Objective —
Edit the material starting at the line that contains "chart-title: Logistic regression" and ending at its last line, replacing "legend-swatch" with "legend-marker" and leaving everything else unchanged.

Element placement data

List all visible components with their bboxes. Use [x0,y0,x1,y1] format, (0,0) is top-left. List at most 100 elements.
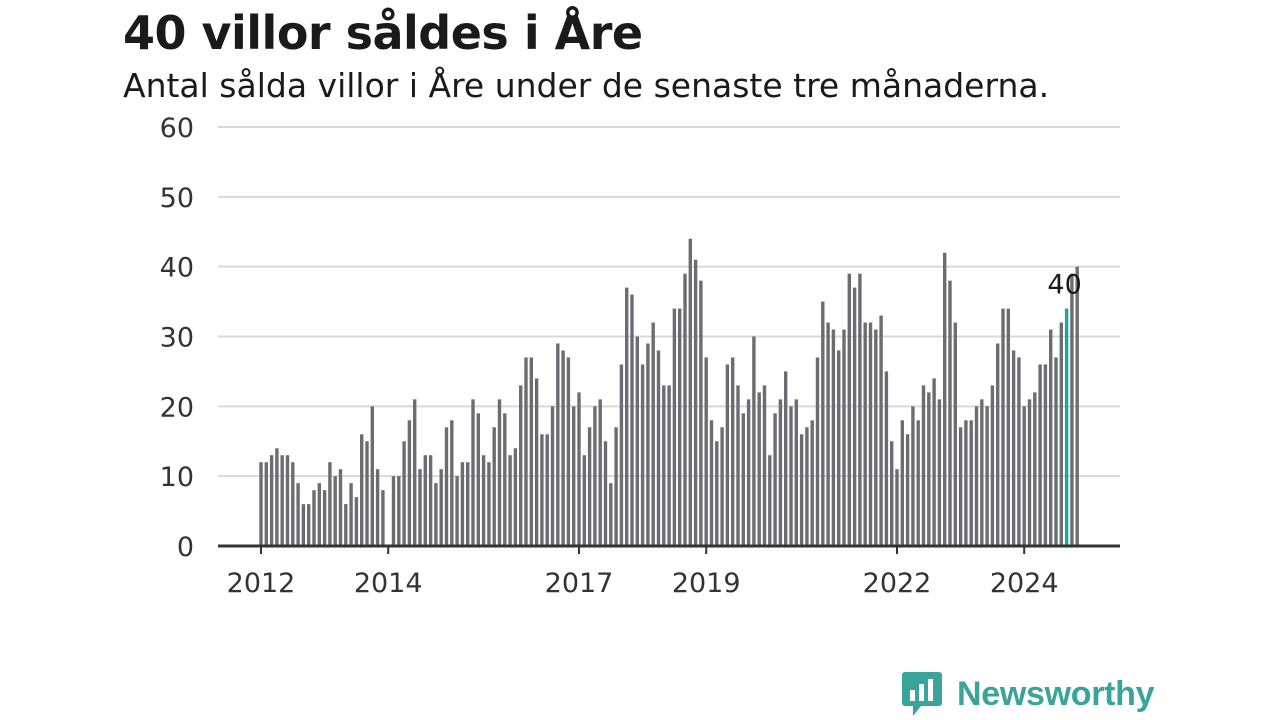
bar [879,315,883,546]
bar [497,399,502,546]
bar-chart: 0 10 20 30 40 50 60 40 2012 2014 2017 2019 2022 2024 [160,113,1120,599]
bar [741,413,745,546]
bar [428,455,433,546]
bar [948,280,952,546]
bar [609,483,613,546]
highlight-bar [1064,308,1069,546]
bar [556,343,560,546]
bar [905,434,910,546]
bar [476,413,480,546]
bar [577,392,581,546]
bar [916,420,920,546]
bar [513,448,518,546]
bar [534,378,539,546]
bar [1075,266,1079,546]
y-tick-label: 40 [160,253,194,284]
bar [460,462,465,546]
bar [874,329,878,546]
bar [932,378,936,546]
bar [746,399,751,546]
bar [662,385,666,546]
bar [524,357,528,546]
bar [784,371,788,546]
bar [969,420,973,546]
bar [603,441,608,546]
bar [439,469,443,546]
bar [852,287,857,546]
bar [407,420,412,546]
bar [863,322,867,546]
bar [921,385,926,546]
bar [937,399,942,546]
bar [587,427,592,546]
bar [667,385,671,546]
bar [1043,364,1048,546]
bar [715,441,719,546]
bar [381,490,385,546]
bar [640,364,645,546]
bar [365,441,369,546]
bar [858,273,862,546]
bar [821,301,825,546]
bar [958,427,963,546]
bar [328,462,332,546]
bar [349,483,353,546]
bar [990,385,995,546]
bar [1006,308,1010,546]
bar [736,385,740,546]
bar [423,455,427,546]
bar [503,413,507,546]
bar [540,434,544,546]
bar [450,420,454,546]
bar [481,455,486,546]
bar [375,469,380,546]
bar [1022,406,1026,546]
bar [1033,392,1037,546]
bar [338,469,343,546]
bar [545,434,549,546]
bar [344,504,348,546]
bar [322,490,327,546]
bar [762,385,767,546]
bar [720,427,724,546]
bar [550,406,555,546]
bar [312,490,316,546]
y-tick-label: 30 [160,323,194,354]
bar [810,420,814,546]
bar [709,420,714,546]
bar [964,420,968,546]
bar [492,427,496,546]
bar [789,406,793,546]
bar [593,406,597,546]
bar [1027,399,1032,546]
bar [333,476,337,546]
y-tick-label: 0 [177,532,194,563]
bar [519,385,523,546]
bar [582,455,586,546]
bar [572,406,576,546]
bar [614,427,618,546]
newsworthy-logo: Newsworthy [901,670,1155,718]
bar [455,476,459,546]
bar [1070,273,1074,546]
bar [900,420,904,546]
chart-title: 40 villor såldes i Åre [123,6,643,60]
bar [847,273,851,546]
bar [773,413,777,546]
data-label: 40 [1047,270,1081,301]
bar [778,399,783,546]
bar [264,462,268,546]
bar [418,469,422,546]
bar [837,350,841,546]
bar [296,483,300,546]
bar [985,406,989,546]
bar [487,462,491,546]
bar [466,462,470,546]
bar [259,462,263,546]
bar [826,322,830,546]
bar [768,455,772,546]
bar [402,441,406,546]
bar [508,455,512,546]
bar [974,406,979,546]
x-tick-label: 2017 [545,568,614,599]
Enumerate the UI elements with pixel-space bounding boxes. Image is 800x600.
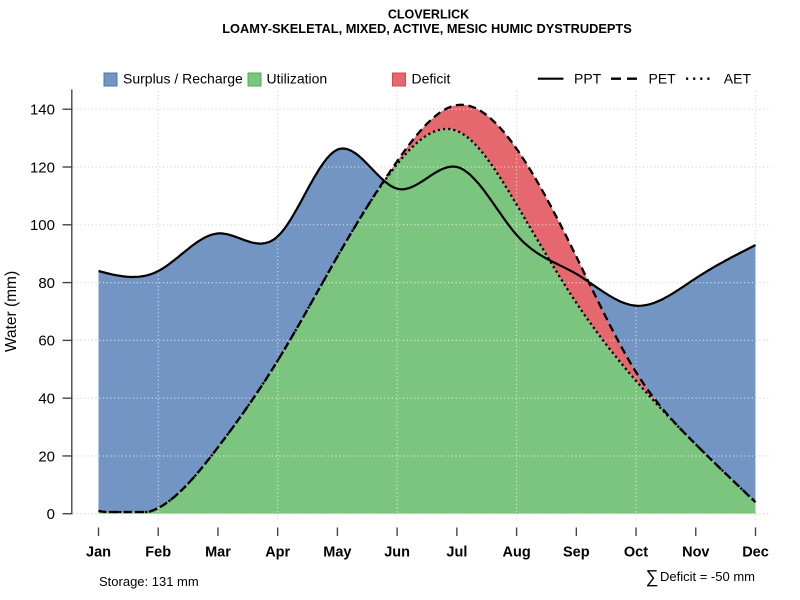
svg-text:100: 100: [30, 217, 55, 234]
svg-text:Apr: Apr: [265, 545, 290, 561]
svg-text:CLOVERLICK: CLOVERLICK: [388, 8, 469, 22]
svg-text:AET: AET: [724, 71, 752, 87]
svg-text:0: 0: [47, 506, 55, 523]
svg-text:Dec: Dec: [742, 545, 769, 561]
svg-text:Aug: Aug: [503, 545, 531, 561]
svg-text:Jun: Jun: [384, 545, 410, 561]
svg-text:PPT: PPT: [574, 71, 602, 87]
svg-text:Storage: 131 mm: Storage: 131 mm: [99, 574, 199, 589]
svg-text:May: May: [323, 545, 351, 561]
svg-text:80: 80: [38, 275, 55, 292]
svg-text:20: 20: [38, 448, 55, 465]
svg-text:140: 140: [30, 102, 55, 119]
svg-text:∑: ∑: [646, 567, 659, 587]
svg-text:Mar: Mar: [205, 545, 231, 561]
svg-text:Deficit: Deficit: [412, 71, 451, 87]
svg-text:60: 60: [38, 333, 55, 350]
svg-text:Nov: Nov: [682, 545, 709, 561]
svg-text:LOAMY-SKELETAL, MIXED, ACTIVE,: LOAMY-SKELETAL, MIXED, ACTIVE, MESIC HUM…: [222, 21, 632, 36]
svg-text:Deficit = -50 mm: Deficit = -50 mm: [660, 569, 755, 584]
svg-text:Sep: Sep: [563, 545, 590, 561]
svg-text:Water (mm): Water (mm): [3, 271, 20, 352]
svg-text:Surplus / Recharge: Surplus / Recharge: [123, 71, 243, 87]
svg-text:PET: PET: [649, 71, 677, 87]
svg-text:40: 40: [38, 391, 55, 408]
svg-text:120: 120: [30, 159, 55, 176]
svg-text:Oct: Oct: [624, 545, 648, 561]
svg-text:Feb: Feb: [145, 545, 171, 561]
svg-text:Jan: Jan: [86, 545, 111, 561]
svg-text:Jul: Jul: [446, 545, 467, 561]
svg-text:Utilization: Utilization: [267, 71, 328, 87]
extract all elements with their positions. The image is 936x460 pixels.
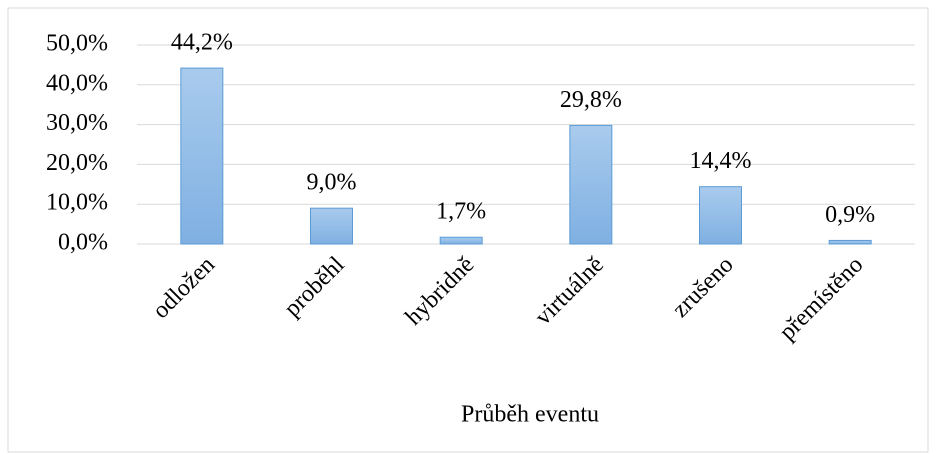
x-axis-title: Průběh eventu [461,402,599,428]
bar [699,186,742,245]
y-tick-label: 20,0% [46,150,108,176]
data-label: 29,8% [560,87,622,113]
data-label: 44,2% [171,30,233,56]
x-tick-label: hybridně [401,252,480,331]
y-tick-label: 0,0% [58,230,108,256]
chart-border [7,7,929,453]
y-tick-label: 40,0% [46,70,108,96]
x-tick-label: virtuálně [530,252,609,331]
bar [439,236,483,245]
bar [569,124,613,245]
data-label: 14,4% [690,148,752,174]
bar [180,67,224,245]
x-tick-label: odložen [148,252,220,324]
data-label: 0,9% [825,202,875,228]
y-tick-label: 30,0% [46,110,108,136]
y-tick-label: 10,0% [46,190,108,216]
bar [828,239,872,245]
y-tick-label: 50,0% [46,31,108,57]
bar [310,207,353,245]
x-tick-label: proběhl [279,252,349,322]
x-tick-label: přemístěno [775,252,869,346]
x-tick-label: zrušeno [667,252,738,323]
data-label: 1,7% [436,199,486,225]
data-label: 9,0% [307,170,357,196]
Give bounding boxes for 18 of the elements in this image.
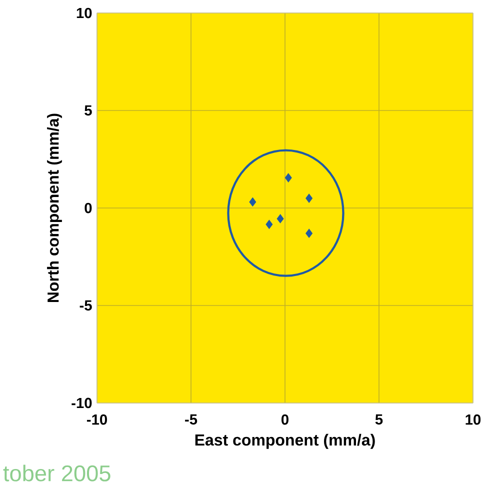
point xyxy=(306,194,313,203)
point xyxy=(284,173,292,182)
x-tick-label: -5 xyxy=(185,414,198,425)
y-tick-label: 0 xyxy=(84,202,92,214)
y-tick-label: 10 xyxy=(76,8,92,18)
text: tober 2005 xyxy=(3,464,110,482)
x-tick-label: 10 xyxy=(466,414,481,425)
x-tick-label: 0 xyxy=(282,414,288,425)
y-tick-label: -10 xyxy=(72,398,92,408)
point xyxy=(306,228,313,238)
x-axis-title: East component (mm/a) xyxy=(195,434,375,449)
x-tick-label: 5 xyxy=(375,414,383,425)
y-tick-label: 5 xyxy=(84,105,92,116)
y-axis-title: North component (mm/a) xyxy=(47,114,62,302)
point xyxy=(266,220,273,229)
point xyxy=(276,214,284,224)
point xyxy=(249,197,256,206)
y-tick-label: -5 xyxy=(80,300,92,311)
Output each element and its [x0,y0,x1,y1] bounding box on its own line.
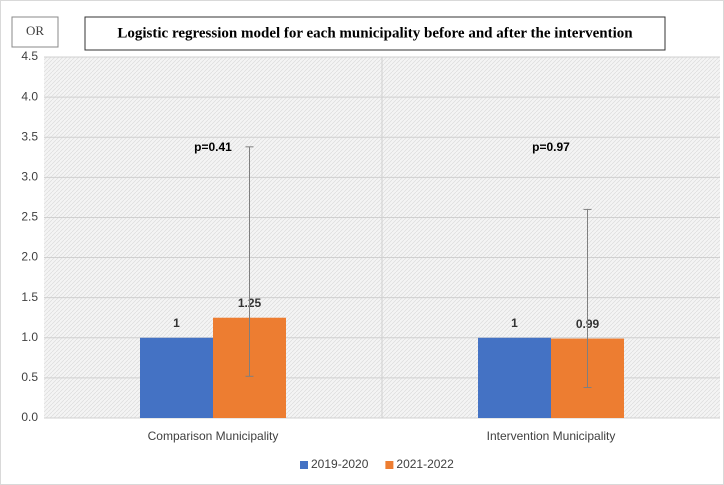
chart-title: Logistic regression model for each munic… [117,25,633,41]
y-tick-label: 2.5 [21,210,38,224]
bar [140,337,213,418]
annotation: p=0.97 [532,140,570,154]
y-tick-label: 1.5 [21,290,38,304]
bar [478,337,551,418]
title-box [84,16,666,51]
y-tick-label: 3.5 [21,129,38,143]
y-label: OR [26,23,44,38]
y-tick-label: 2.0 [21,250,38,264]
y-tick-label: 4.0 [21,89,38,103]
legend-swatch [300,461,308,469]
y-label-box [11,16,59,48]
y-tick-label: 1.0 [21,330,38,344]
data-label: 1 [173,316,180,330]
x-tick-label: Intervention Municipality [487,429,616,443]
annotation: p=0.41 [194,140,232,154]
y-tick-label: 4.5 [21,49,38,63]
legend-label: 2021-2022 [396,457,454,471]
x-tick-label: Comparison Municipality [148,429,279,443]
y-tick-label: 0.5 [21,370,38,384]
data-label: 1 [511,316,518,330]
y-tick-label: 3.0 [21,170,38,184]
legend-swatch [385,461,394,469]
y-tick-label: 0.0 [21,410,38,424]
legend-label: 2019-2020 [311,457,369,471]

Task output —
chart-title: Logistic regression model for each munic… [117,25,633,41]
y-tick-label: 2.5 [21,210,38,224]
bar [140,337,213,418]
annotation: p=0.97 [532,140,570,154]
y-tick-label: 1.5 [21,290,38,304]
bar [478,337,551,418]
title-box [84,16,666,51]
y-tick-label: 3.5 [21,129,38,143]
y-label: OR [26,23,44,38]
y-tick-label: 2.0 [21,250,38,264]
y-tick-label: 4.0 [21,89,38,103]
legend-marker [300,461,308,469]
y-label-box [11,16,59,48]
y-tick-label: 1.0 [21,330,38,344]
data-label: 1 [173,316,180,330]
x-tick-label: Intervention Municipality [487,429,616,443]
annotation: p=0.41 [194,140,232,154]
y-tick-label: 4.5 [21,49,38,63]
legend-label: 2021-2022 [396,457,454,471]
x-tick-label: Comparison Municipality [148,429,279,443]
y-tick-label: 0.5 [21,370,38,384]
data-label: 1 [511,316,518,330]
y-tick-label: 3.0 [21,170,38,184]
legend-marker [385,461,394,469]
y-tick-label: 0.0 [21,410,38,424]
legend-label: 2019-2020 [311,457,369,471]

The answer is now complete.